- Aim of the task
Find and copy lines holding "What".

### Provided data ###

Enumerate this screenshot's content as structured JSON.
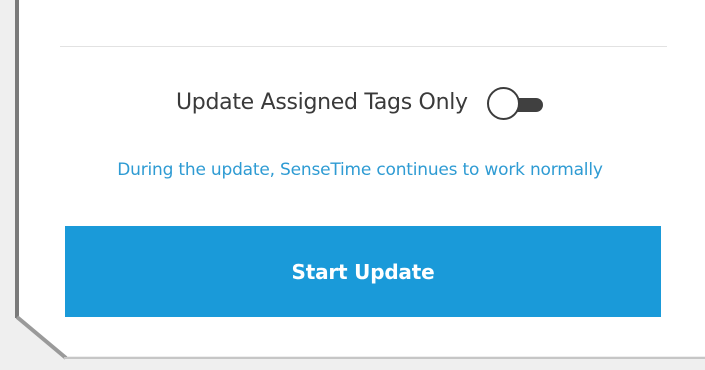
{
  "update_panel": {
    "toggle_label": "Update Assigned Tags Only",
    "toggle_state": "off",
    "info_text": "During the update, SenseTime continues to work normally",
    "start_button_label": "Start Update"
  },
  "colors": {
    "accent": "#1a9ad9",
    "info_text": "#2e9bd3",
    "toggle_track": "#404040",
    "panel_background": "#ffffff",
    "page_background": "#efefef"
  }
}
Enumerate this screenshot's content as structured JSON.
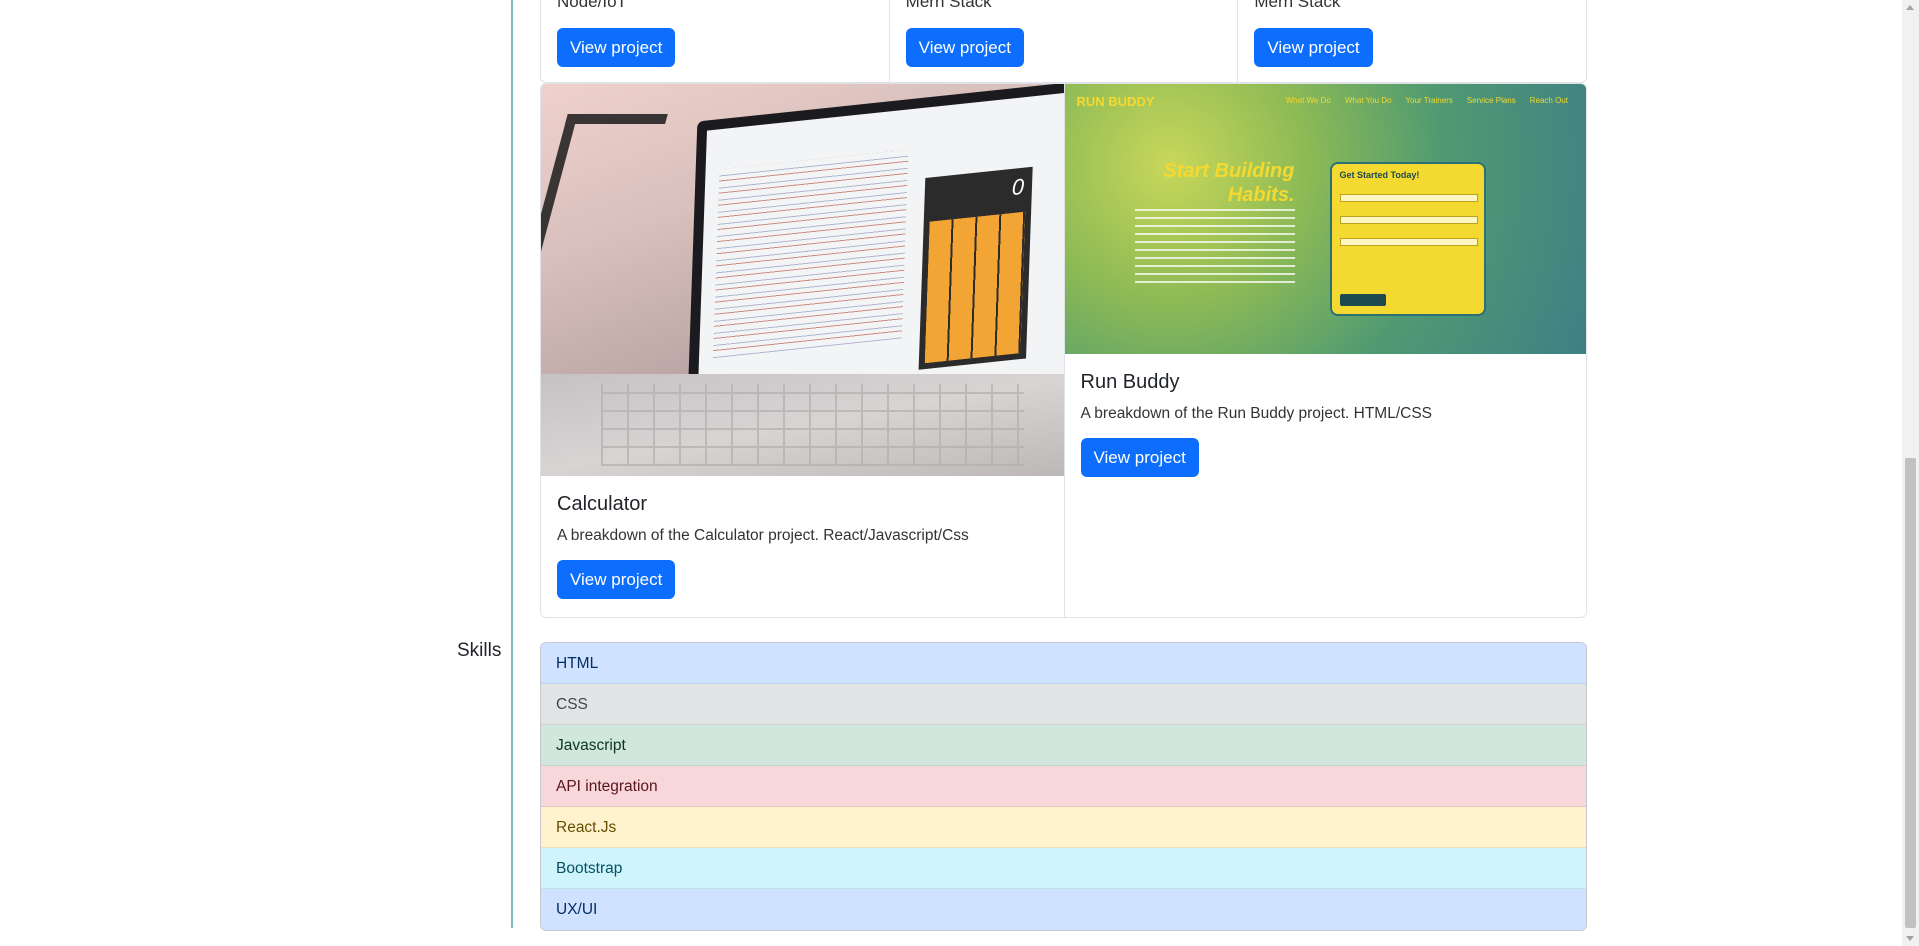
{
  "top_row": [
    {
      "subtitle": "Node/IoT",
      "button": "View project"
    },
    {
      "subtitle": "Mern Stack",
      "button": "View project"
    },
    {
      "subtitle": "Mern Stack",
      "button": "View project"
    }
  ],
  "projects": [
    {
      "title": "Calculator",
      "description": "A breakdown of the Calculator project. React/Javascript/Css",
      "button": "View project",
      "image": {
        "screen_value": "0"
      }
    },
    {
      "title": "Run Buddy",
      "description": "A breakdown of the Run Buddy project. HTML/CSS",
      "button": "View project",
      "image": {
        "brand": "RUN BUDDY",
        "nav": [
          "What We Do",
          "What You Do",
          "Your Trainers",
          "Service Plans",
          "Reach Out"
        ],
        "headline": "Start Building Habits.",
        "form_title": "Get Started Today!"
      }
    }
  ],
  "skills": {
    "label": "Skills",
    "items": [
      {
        "label": "HTML",
        "variant": "primary"
      },
      {
        "label": "CSS",
        "variant": "secondary"
      },
      {
        "label": "Javascript",
        "variant": "success"
      },
      {
        "label": "API integration",
        "variant": "danger"
      },
      {
        "label": "React.Js",
        "variant": "warning"
      },
      {
        "label": "Bootstrap",
        "variant": "info"
      },
      {
        "label": "UX/UI",
        "variant": "primary"
      }
    ]
  },
  "colors": {
    "button": "#0d6efd",
    "section_rule": "#7fb7c2",
    "run_buddy_yellow": "#f4d930"
  }
}
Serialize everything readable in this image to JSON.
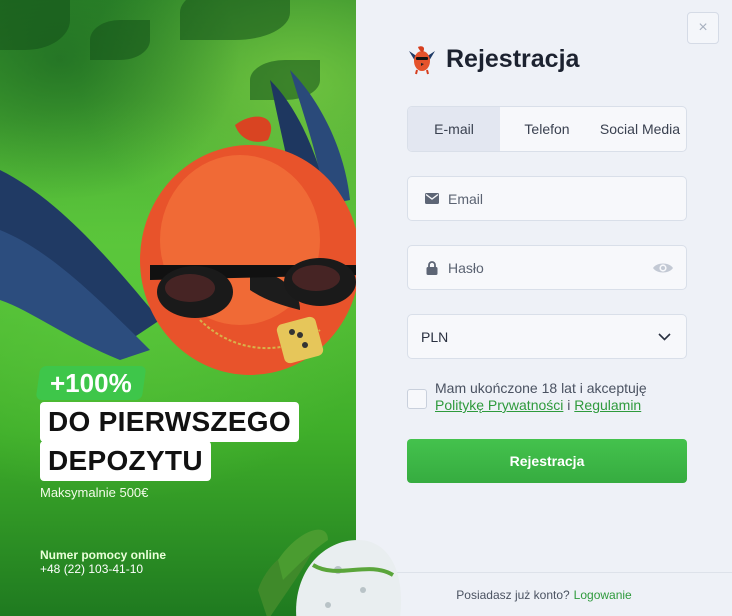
{
  "promo": {
    "badge": "+100%",
    "line1": "DO PIERWSZEGO",
    "line2": "DEPOZYTU",
    "max": "Maksymalnie 500€",
    "help_label": "Numer pomocy online",
    "help_phone": "+48 (22) 103-41-10"
  },
  "form": {
    "close_label": "×",
    "title": "Rejestracja",
    "tabs": [
      {
        "label": "E-mail",
        "active": true
      },
      {
        "label": "Telefon",
        "active": false
      },
      {
        "label": "Social Media",
        "active": false
      }
    ],
    "email_placeholder": "Email",
    "password_placeholder": "Hasło",
    "currency": "PLN",
    "terms_text": "Mam ukończone 18 lat i akceptuję",
    "privacy_link": "Politykę Prywatności",
    "terms_and": "i",
    "rules_link": "Regulamin",
    "submit_label": "Rejestracja"
  },
  "footer": {
    "question": "Posiadasz już konto?",
    "login_link": "Logowanie"
  },
  "colors": {
    "accent_green": "#3cb846",
    "panel_bg": "#eef1f7",
    "link_green": "#2e9a3c"
  },
  "icons": [
    "bird-logo-icon",
    "envelope-icon",
    "lock-icon",
    "eye-icon",
    "chevron-down-icon",
    "close-icon"
  ]
}
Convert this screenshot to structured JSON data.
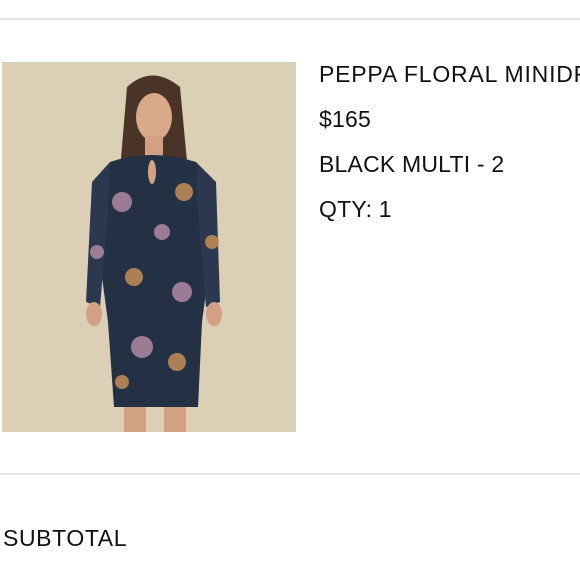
{
  "cart_item": {
    "name": "PEPPA FLORAL MINIDRESS",
    "price": "$165",
    "variant": "BLACK MULTI - 2",
    "quantity": "QTY: 1",
    "image_alt": "Model wearing a long-sleeve navy floral print minidress"
  },
  "summary": {
    "subtotal_label": "SUBTOTAL"
  },
  "colors": {
    "divider": "#e4e4e4",
    "image_background": "#dcd0b8",
    "dress": "#243044"
  }
}
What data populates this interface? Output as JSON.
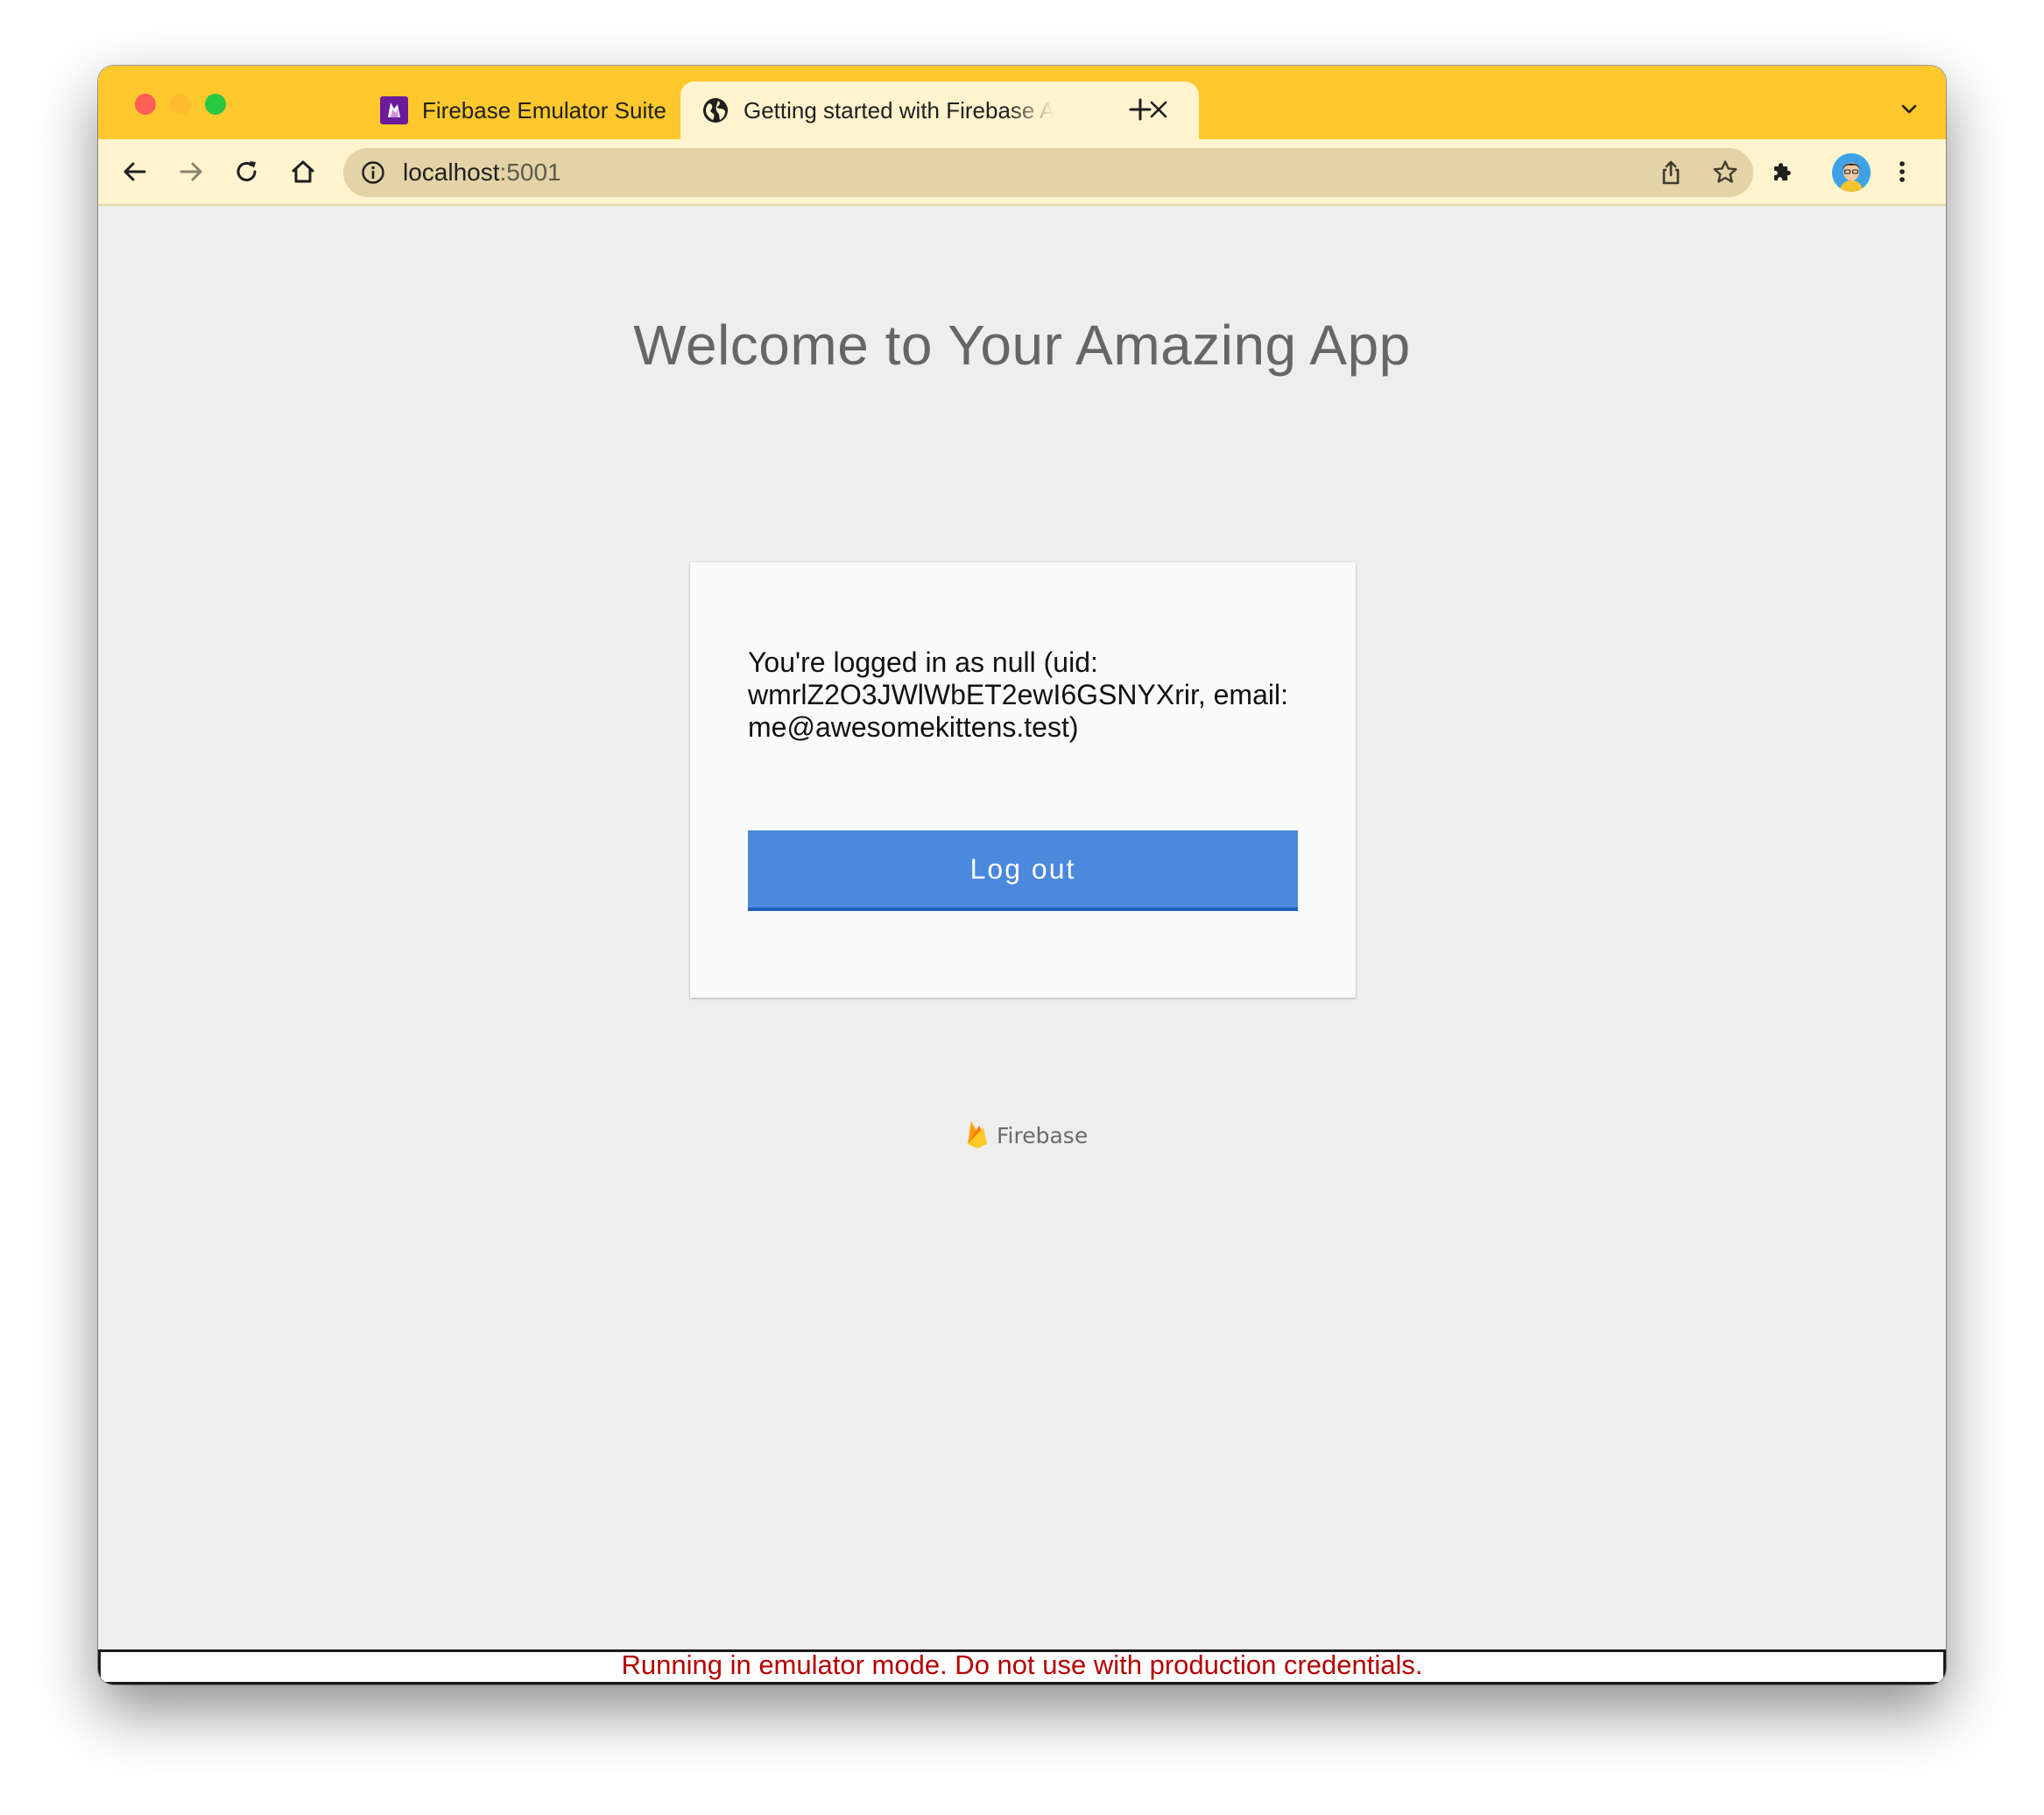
{
  "tabs": [
    {
      "title": "Firebase Emulator Suite",
      "favicon": "firebase-emulator-icon",
      "active": false
    },
    {
      "title": "Getting started with Firebase Authentication",
      "favicon": "globe-icon",
      "active": true
    }
  ],
  "toolbar": {
    "url_host": "localhost",
    "url_port": ":5001"
  },
  "page": {
    "title": "Welcome to Your Amazing App",
    "login_message": "You're logged in as null (uid: wmrlZ2O3JWlWbET2ewI6GSNYXrir, email: me@awesomekittens.test)",
    "logout_label": "Log out",
    "footer_logo_text": "Firebase"
  },
  "banner": {
    "text": "Running in emulator mode. Do not use with production credentials."
  },
  "colors": {
    "tabstrip": "#ffc82c",
    "toolbar": "#fff4ce",
    "button": "#4a89dc",
    "banner_text": "#b30000"
  }
}
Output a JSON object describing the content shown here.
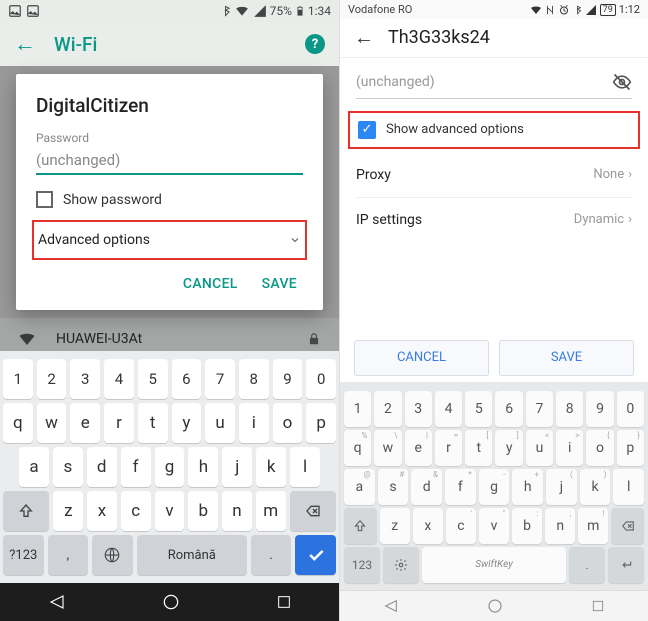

###

- Exercise answer
          "What We Do",
          "What You Do",
What data populates this interface? Output as JSON.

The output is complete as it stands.